## Start

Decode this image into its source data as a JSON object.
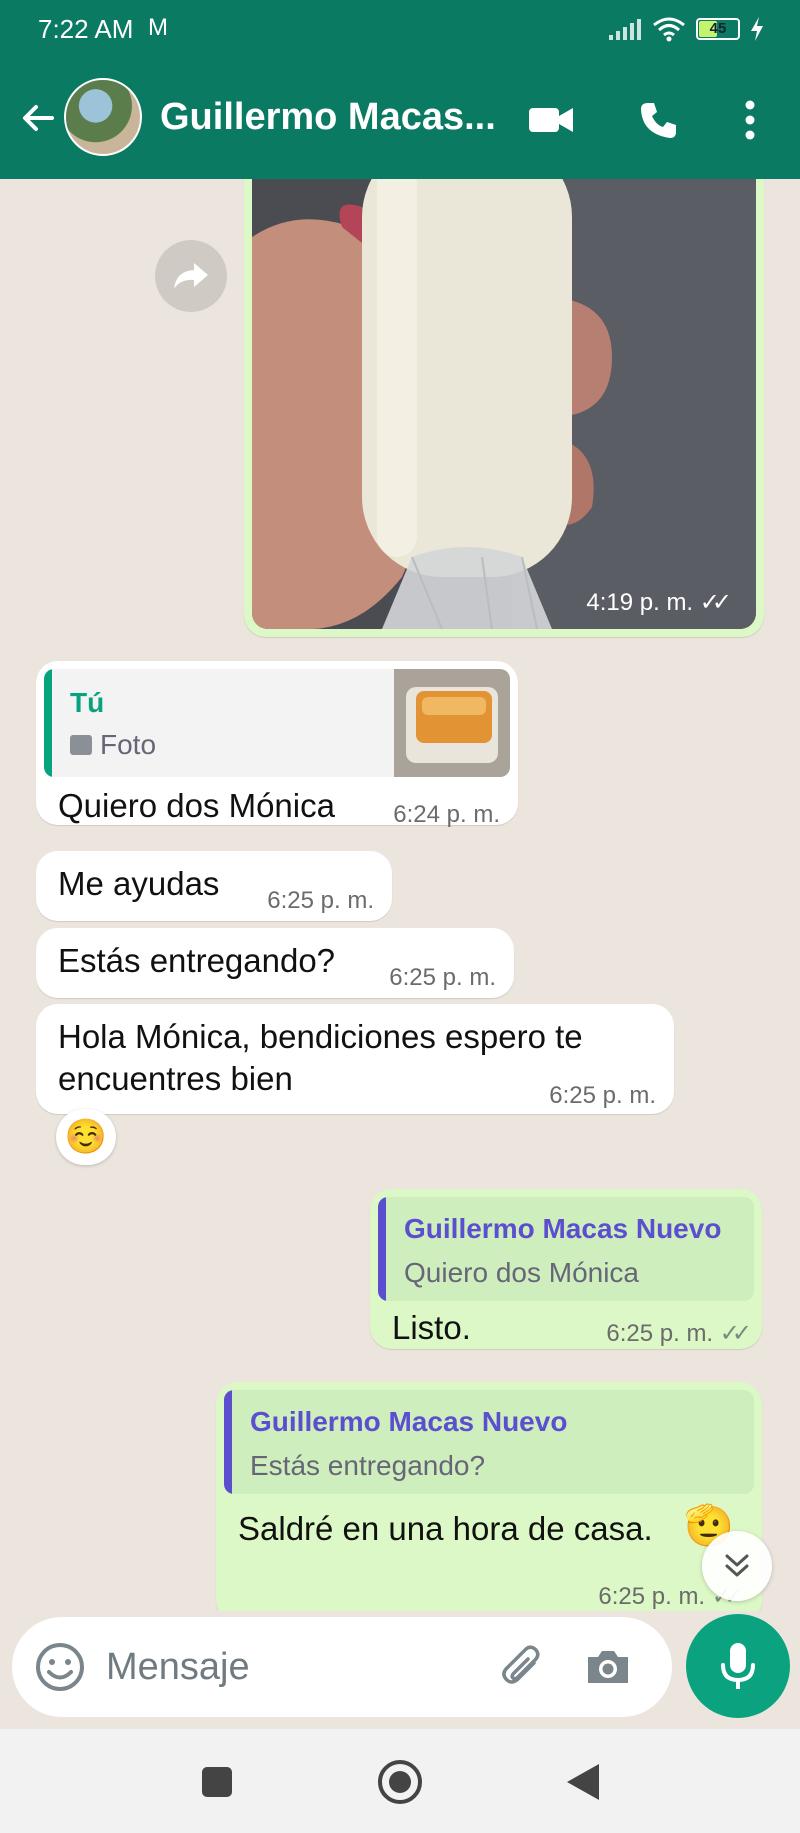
{
  "status_bar": {
    "time": "7:22 AM",
    "mail_icon": "M",
    "battery": "45"
  },
  "header": {
    "contact_name": "Guillermo Macas...",
    "icons": [
      "back-arrow-icon",
      "video-call-icon",
      "voice-call-icon",
      "more-options-icon"
    ]
  },
  "messages": {
    "image_message": {
      "time": "4:19 p. m.",
      "status": "read"
    },
    "reply_in": {
      "quote_author": "Tú",
      "quote_type": "Foto",
      "text": "Quiero dos Mónica",
      "time": "6:24 p. m."
    },
    "msg2": {
      "text": "Me ayudas",
      "time": "6:25 p. m."
    },
    "msg3": {
      "text": "Estás entregando?",
      "time": "6:25 p. m."
    },
    "msg4": {
      "text_line1": "Hola Mónica, bendiciones espero te",
      "text_line2": "encuentres bien",
      "time": "6:25 p. m.",
      "reaction": "☺️"
    },
    "out1": {
      "quote_author": "Guillermo Macas Nuevo",
      "quote_text": "Quiero dos Mónica",
      "text": "Listo.",
      "time": "6:25 p. m."
    },
    "out2": {
      "quote_author": "Guillermo Macas Nuevo",
      "quote_text": "Estás entregando?",
      "text": "Saldré en una hora de casa.",
      "emoji": "🫡",
      "time": "6:25 p. m."
    }
  },
  "composer": {
    "placeholder": "Mensaje"
  },
  "colors": {
    "header": "#0b7a63",
    "outgoing_bubble": "#dcf8c6",
    "incoming_bubble": "#ffffff",
    "accent_green": "#0ba27f",
    "quote_self": "#07a37e",
    "quote_other": "#5b4fcf"
  }
}
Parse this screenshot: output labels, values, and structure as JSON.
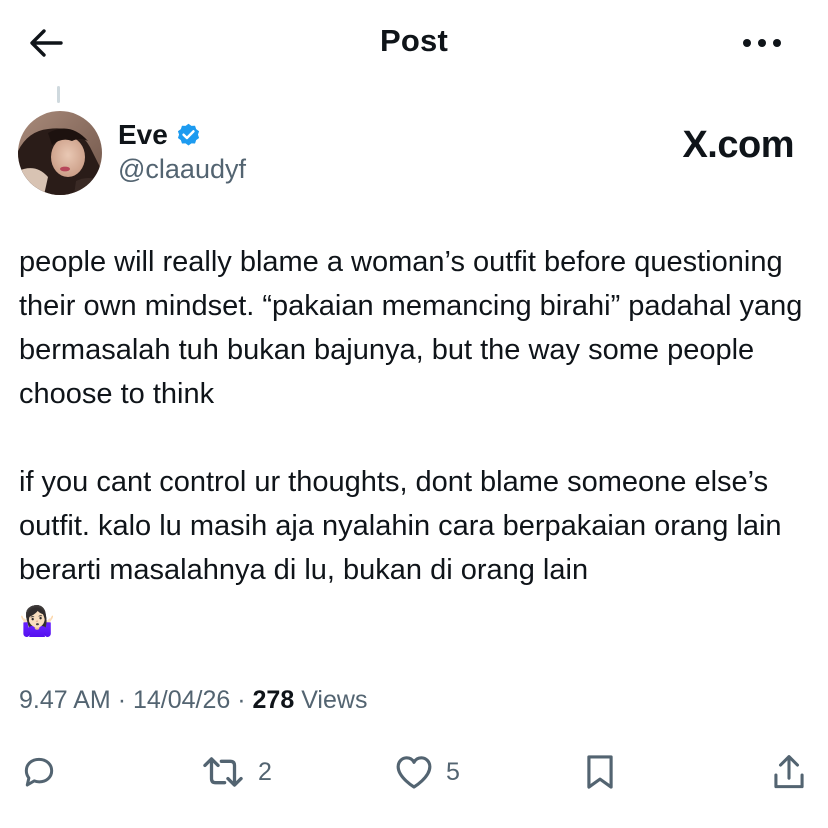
{
  "header": {
    "title": "Post",
    "back_icon": "arrow-left-icon",
    "more_icon": "more-horizontal-icon"
  },
  "author": {
    "name": "Eve",
    "handle": "@claaudyf",
    "verified": true,
    "verified_color": "#1d9bf0"
  },
  "watermark": "X.com",
  "post": {
    "paragraphs": [
      "people will really blame a woman’s outfit before questioning their own mindset. “pakaian memancing birahi” padahal yang bermasalah tuh bukan bajunya, but the way some people choose to think",
      "if you cant control ur thoughts, dont blame someone else’s outfit. kalo lu masih aja nyalahin cara berpakaian orang lain berarti masalahnya di lu, bukan di orang lain"
    ],
    "emoji": "🤷🏻‍♀️"
  },
  "meta": {
    "time": "9.47 AM",
    "separator": "·",
    "date": "14/04/26",
    "views_count": "278",
    "views_label": "Views"
  },
  "actions": {
    "reply": {
      "icon": "reply-icon",
      "count": ""
    },
    "repost": {
      "icon": "repost-icon",
      "count": "2"
    },
    "like": {
      "icon": "heart-icon",
      "count": "5"
    },
    "bookmark": {
      "icon": "bookmark-icon",
      "count": ""
    },
    "share": {
      "icon": "share-icon",
      "count": ""
    }
  },
  "colors": {
    "text": "#0f1419",
    "secondary": "#536471",
    "accent": "#1d9bf0"
  }
}
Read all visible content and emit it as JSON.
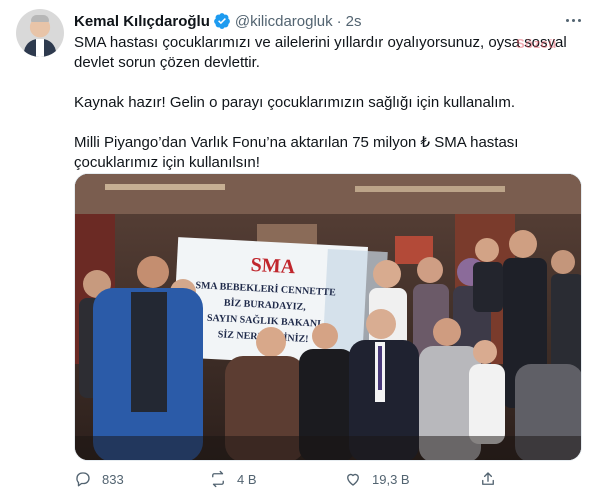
{
  "tweet": {
    "author_name": "Kemal Kılıçdaroğlu",
    "handle": "@kilicdarogluk",
    "separator": "·",
    "time": "2s",
    "paragraphs": [
      "SMA hastası çocuklarımızı ve ailelerini yıllardır oyalıyorsunuz, oysa sosyal devlet sorun çözen devlettir.",
      "Kaynak hazır! Gelin o parayı çocuklarımızın sağlığı için kullanalım.",
      "Milli Piyango’dan Varlık Fonu’na aktarılan 75 milyon ₺ SMA hastası çocuklarımız için kullanılsın!"
    ],
    "watermark": "Sözcü",
    "banner": {
      "title": "SMA",
      "line1": "SMA BEBEKLERİ CENNETTE",
      "line2": "BİZ BURADAYIZ,",
      "line3": "SAYIN SAĞLIK BAKANI",
      "line4": "SİZ NEREDESİNİZ!"
    }
  },
  "actions": {
    "replies": "833",
    "retweets": "4 B",
    "likes": "19,3 B"
  },
  "icons": {
    "verified": "verified-badge-icon",
    "more": "more-horizontal-icon",
    "reply": "reply-icon",
    "retweet": "retweet-icon",
    "like": "heart-icon",
    "share": "share-icon"
  },
  "colors": {
    "text": "#0f1419",
    "secondary": "#536471",
    "verified": "#1d9bf0"
  }
}
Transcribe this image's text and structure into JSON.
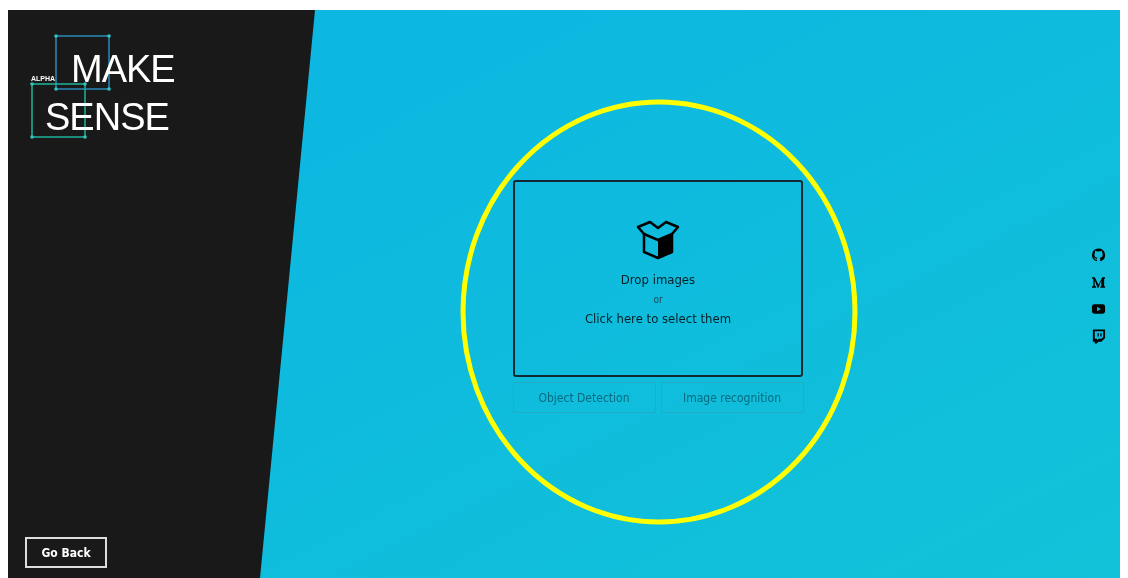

## End

-- Written exercise --
Reproduce all of the data exactly, omitting each picture it holds.

-- Response --
Decode this image into its source data as a JSON object.
{
  "status_bar": {
    "time": "7:22 AM",
    "mail_icon": "M",
    "battery": "45"
  },
  "header": {
    "contact_name": "Guillermo Macas...",
    "icons": [
      "back-arrow-icon",
      "video-call-icon",
      "voice-call-icon",
      "more-options-icon"
    ]
  },
  "messages": {
    "image_message": {
      "time": "4:19 p. m.",
      "status": "read"
    },
    "reply_in": {
      "quote_author": "Tú",
      "quote_type": "Foto",
      "text": "Quiero dos Mónica",
      "time": "6:24 p. m."
    },
    "msg2": {
      "text": "Me ayudas",
      "time": "6:25 p. m."
    },
    "msg3": {
      "text": "Estás entregando?",
      "time": "6:25 p. m."
    },
    "msg4": {
      "text_line1": "Hola Mónica, bendiciones espero te",
      "text_line2": "encuentres bien",
      "time": "6:25 p. m.",
      "reaction": "☺️"
    },
    "out1": {
      "quote_author": "Guillermo Macas Nuevo",
      "quote_text": "Quiero dos Mónica",
      "text": "Listo.",
      "time": "6:25 p. m."
    },
    "out2": {
      "quote_author": "Guillermo Macas Nuevo",
      "quote_text": "Estás entregando?",
      "text": "Saldré en una hora de casa.",
      "emoji": "🫡",
      "time": "6:25 p. m."
    }
  },
  "composer": {
    "placeholder": "Mensaje"
  },
  "colors": {
    "header": "#0b7a63",
    "outgoing_bubble": "#dcf8c6",
    "incoming_bubble": "#ffffff",
    "accent_green": "#0ba27f",
    "quote_self": "#07a37e",
    "quote_other": "#5b4fcf"
  }
}
Parse this screenshot: output labels, values, and structure as JSON.
{
  "header": {
    "title": "Post",
    "back_icon": "arrow-left-icon",
    "more_icon": "more-horizontal-icon"
  },
  "author": {
    "name": "Eve",
    "handle": "@claaudyf",
    "verified": true,
    "verified_color": "#1d9bf0"
  },
  "watermark": "X.com",
  "post": {
    "paragraphs": [
      "people will really blame a woman’s outfit before questioning their own mindset. “pakaian memancing birahi” padahal yang bermasalah tuh bukan bajunya, but the way some people choose to think",
      "if you cant control ur thoughts, dont blame someone else’s outfit. kalo lu masih aja nyalahin cara berpakaian orang lain berarti masalahnya di lu, bukan di orang lain"
    ],
    "emoji": "🤷🏻‍♀️"
  },
  "meta": {
    "time": "9.47 AM",
    "separator": "·",
    "date": "14/04/26",
    "views_count": "278",
    "views_label": "Views"
  },
  "actions": {
    "reply": {
      "icon": "reply-icon",
      "count": ""
    },
    "repost": {
      "icon": "repost-icon",
      "count": "2"
    },
    "like": {
      "icon": "heart-icon",
      "count": "5"
    },
    "bookmark": {
      "icon": "bookmark-icon",
      "count": ""
    },
    "share": {
      "icon": "share-icon",
      "count": ""
    }
  },
  "colors": {
    "text": "#0f1419",
    "secondary": "#536471",
    "accent": "#1d9bf0"
  }
}
Read all visible content and emit it as JSON.
{
  "tweet": {
    "author_name": "Kemal Kılıçdaroğlu",
    "handle": "@kilicdarogluk",
    "separator": "·",
    "time": "2s",
    "paragraphs": [
      "SMA hastası çocuklarımızı ve ailelerini yıllardır oyalıyorsunuz, oysa sosyal devlet sorun çözen devlettir.",
      "Kaynak hazır! Gelin o parayı çocuklarımızın sağlığı için kullanalım.",
      "Milli Piyango’dan Varlık Fonu’na aktarılan 75 milyon ₺ SMA hastası çocuklarımız için kullanılsın!"
    ],
    "watermark": "Sözcü",
    "banner": {
      "title": "SMA",
      "line1": "SMA BEBEKLERİ CENNETTE",
      "line2": "BİZ BURADAYIZ,",
      "line3": "SAYIN SAĞLIK BAKANI",
      "line4": "SİZ NEREDESİNİZ!"
    }
  },
  "actions": {
    "replies": "833",
    "retweets": "4 B",
    "likes": "19,3 B"
  },
  "icons": {
    "verified": "verified-badge-icon",
    "more": "more-horizontal-icon",
    "reply": "reply-icon",
    "retweet": "retweet-icon",
    "like": "heart-icon",
    "share": "share-icon"
  },
  "colors": {
    "text": "#0f1419",
    "secondary": "#536471",
    "verified": "#1d9bf0"
  }
}
Transcribe this image's text and structure into JSON.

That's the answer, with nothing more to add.